Activité: D'après la section du document ci-dessous, qui vote et accomplit les actes au nom d'un mineur non émancipé associé d'une société ?

Section du document:

Intégrer un mineur comme associé dans une société professionnelle, est-ce légal ?

Intégrer un mineur comme associé dans une société professionnelle, est-ce légal ?

Associer un mineur à une société professionnelle est possible en droit français, mais la loi encadre strictement cette démarche. Tout dépend de l’âge du mineur, de son statut (émancipé ou non) et du type de société envisagé.

Un mineur émancipé dispose des mêmes capacités qu’un majeur pour devenir associé. Il peut librement entrer dans le capital d’une société civile ou commerciale. Toutefois, pour obtenir le statut de commerçant (indispensable dans certaines formes sociales) une autorisation du juge des tutelles ou du président du tribunal judiciaire reste nécessaire.

Un mineur non émancipé peut, lui aussi, être associé dans de nombreuses structures : SCI, SARL, SAS, SCP… En revanche, il ne peut pas exercer une activité commerciale. Cela exclut sa participation dans certaines sociétés comme la SNC ou les sociétés en commandite, où la qualité de commerçant est requise. Le mineur ne peut pas non plus exercer lui-même les droits attachés à ses parts : ce sont alors ses représentants légaux (parent ou tuteur) qui votent et accomplissent les actes en son nom.

Certaines opérations, comme un apport en nature ou la souscription de parts d’une valeur importante, peuvent nécessiter l’autorisation du juge des tutelles, afin de garantir la protection du patrimoine du mineur.

Avant d’intégrer un mineur au capital d’une société, il est essentiel d’obtenir un accompagnement juridique, notamment pour adapter les statuts et sécuriser la gouvernance.

[Enregistrements de données]
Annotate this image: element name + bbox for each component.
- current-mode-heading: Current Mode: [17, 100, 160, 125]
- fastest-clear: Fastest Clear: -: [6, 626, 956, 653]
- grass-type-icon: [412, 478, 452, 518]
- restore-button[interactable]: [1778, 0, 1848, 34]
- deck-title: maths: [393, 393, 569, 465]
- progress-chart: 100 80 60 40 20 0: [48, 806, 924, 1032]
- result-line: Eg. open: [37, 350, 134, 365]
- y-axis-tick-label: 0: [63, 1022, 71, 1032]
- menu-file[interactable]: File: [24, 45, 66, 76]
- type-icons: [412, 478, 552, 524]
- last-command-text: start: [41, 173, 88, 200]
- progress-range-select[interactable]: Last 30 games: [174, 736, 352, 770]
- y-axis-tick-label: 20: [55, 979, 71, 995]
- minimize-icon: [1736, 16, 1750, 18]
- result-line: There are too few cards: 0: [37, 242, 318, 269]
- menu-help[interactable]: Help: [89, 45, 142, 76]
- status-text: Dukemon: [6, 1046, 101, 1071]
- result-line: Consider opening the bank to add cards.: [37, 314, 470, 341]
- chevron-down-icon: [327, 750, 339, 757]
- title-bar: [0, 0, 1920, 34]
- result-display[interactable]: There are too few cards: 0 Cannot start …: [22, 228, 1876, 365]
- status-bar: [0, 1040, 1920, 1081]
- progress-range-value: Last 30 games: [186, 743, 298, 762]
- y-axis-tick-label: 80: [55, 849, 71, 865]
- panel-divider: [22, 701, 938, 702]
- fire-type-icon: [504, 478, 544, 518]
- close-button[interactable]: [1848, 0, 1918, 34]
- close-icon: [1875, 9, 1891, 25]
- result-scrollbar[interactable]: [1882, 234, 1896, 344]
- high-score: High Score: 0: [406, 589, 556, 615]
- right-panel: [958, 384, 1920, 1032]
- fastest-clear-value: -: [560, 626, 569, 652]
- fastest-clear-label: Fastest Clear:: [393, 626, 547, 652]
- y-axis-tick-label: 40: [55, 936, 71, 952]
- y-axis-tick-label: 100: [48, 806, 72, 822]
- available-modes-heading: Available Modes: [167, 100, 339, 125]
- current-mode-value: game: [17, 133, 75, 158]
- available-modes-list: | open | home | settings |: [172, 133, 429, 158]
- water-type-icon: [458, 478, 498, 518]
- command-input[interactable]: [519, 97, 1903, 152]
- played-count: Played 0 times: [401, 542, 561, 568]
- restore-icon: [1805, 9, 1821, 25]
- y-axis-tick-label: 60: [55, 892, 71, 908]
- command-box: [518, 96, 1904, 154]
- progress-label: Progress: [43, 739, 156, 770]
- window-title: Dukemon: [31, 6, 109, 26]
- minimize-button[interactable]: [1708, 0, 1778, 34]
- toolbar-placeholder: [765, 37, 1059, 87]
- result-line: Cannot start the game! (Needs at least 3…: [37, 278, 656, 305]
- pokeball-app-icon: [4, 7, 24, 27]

Réponse attendue: Ses représentants légaux, c'est-à-dire un parent ou un tuteur.